*WORK TO DO:*
Leave out the pictures and copy everything else in the entries exactly.

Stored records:
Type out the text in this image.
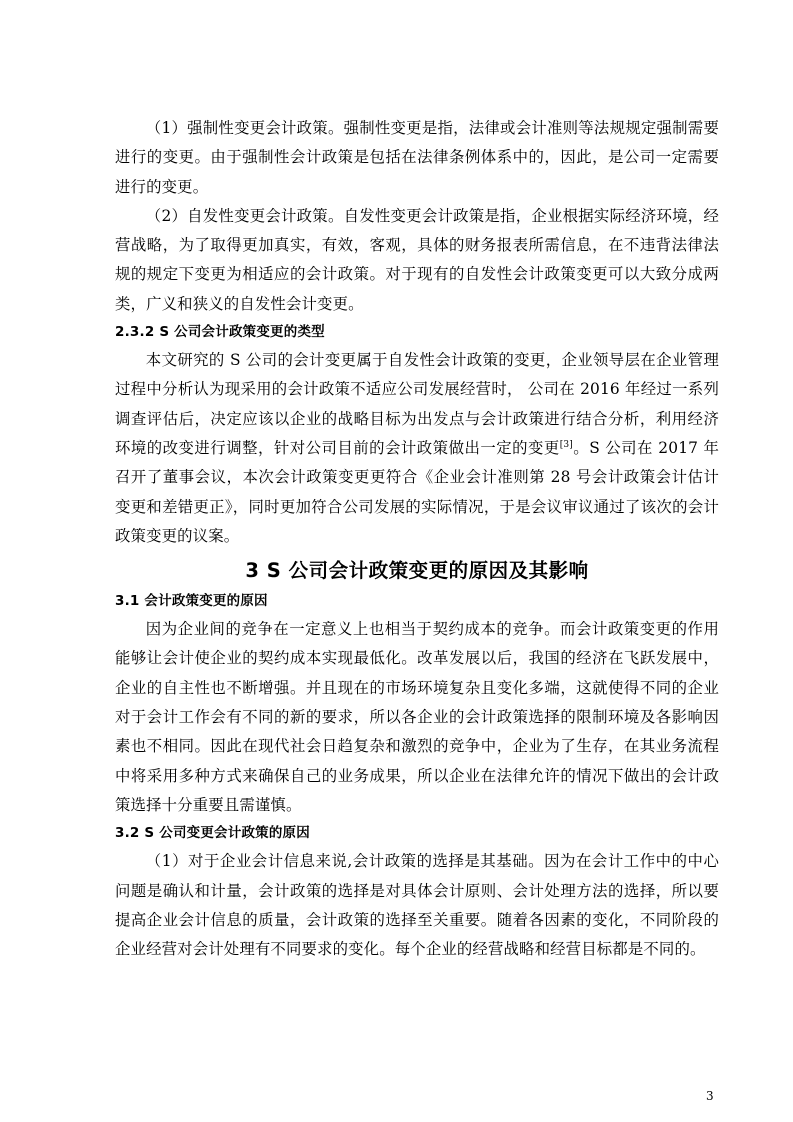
（1）强制性变更会计政策。强制性变更是指，法律或会计准则等法规规定强制需要进行的变更。由于强制性会计政策是包括在法律条例体系中的，因此，是公司一定需要进行的变更。

（2）自发性变更会计政策。自发性变更会计政策是指，企业根据实际经济环境，经营战略，为了取得更加真实，有效，客观，具体的财务报表所需信息，在不违背法律法规的规定下变更为相适应的会计政策。对于现有的自发性会计政策变更可以大致分成两类，广义和狭义的自发性会计变更。

2.3.2 S 公司会计政策变更的类型

本文研究的 S 公司的会计变更属于自发性会计政策的变更，企业领导层在企业管理过程中分析认为现采用的会计政策不适应公司发展经营时， 公司在 2016 年经过一系列调查评估后，决定应该以企业的战略目标为出发点与会计政策进行结合分析，利用经济环境的改变进行调整，针对公司目前的会计政策做出一定的变更[3]。S 公司在 2017 年召开了董事会议，本次会计政策变更更符合《企业会计准则第 28 号会计政策会计估计变更和差错更正》，同时更加符合公司发展的实际情况，于是会议审议通过了该次的会计政策变更的议案。

3 S 公司会计政策变更的原因及其影响
3.1 会计政策变更的原因

因为企业间的竞争在一定意义上也相当于契约成本的竞争。而会计政策变更的作用能够让会计使企业的契约成本实现最低化。改革发展以后，我国的经济在飞跃发展中，企业的自主性也不断增强。并且现在的市场环境复杂且变化多端，这就使得不同的企业对于会计工作会有不同的新的要求，所以各企业的会计政策选择的限制环境及各影响因素也不相同。因此在现代社会日趋复杂和激烈的竞争中，企业为了生存，在其业务流程中将采用多种方式来确保自己的业务成果，所以企业在法律允许的情况下做出的会计政策选择十分重要且需谨慎。

3.2 S 公司变更会计政策的原因

（1）对于企业会计信息来说,会计政策的选择是其基础。因为在会计工作中的中心问题是确认和计量，会计政策的选择是对具体会计原则、会计处理方法的选择，所以要提高企业会计信息的质量，会计政策的选择至关重要。随着各因素的变化，不同阶段的企业经营对会计处理有不同要求的变化。每个企业的经营战略和经营目标都是不同的。

3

*WRITTEN SOLUTION:*
Type out the text in this image.
（1）强制性变更会计政策。强制性变更是指，法律或会计准则等法规规定强制需要进行的变更。由于强制性会计政策是包括在法律条例体系中的，因此，是公司一定需要进行的变更。

（2）自发性变更会计政策。自发性变更会计政策是指，企业根据实际经济环境，经营战略，为了取得更加真实，有效，客观，具体的财务报表所需信息，在不违背法律法规的规定下变更为相适应的会计政策。对于现有的自发性会计政策变更可以大致分成两类，广义和狭义的自发性会计变更。

2.3.2 S 公司会计政策变更的类型

本文研究的 S 公司的会计变更属于自发性会计政策的变更，企业领导层在企业管理过程中分析认为现采用的会计政策不适应公司发展经营时， 公司在 2016 年经过一系列调查评估后，决定应该以企业的战略目标为出发点与会计政策进行结合分析，利用经济环境的改变进行调整，针对公司目前的会计政策做出一定的变更[3]。S 公司在 2017 年召开了董事会议，本次会计政策变更更符合《企业会计准则第 28 号会计政策会计估计变更和差错更正》，同时更加符合公司发展的实际情况，于是会议审议通过了该次的会计政策变更的议案。

3 S 公司会计政策变更的原因及其影响
3.1 会计政策变更的原因

因为企业间的竞争在一定意义上也相当于契约成本的竞争。而会计政策变更的作用能够让会计使企业的契约成本实现最低化。改革发展以后，我国的经济在飞跃发展中，企业的自主性也不断增强。并且现在的市场环境复杂且变化多端，这就使得不同的企业对于会计工作会有不同的新的要求，所以各企业的会计政策选择的限制环境及各影响因素也不相同。因此在现代社会日趋复杂和激烈的竞争中，企业为了生存，在其业务流程中将采用多种方式来确保自己的业务成果，所以企业在法律允许的情况下做出的会计政策选择十分重要且需谨慎。

3.2 S 公司变更会计政策的原因

（1）对于企业会计信息来说,会计政策的选择是其基础。因为在会计工作中的中心问题是确认和计量，会计政策的选择是对具体会计原则、会计处理方法的选择，所以要提高企业会计信息的质量，会计政策的选择至关重要。随着各因素的变化，不同阶段的企业经营对会计处理有不同要求的变化。每个企业的经营战略和经营目标都是不同的。

3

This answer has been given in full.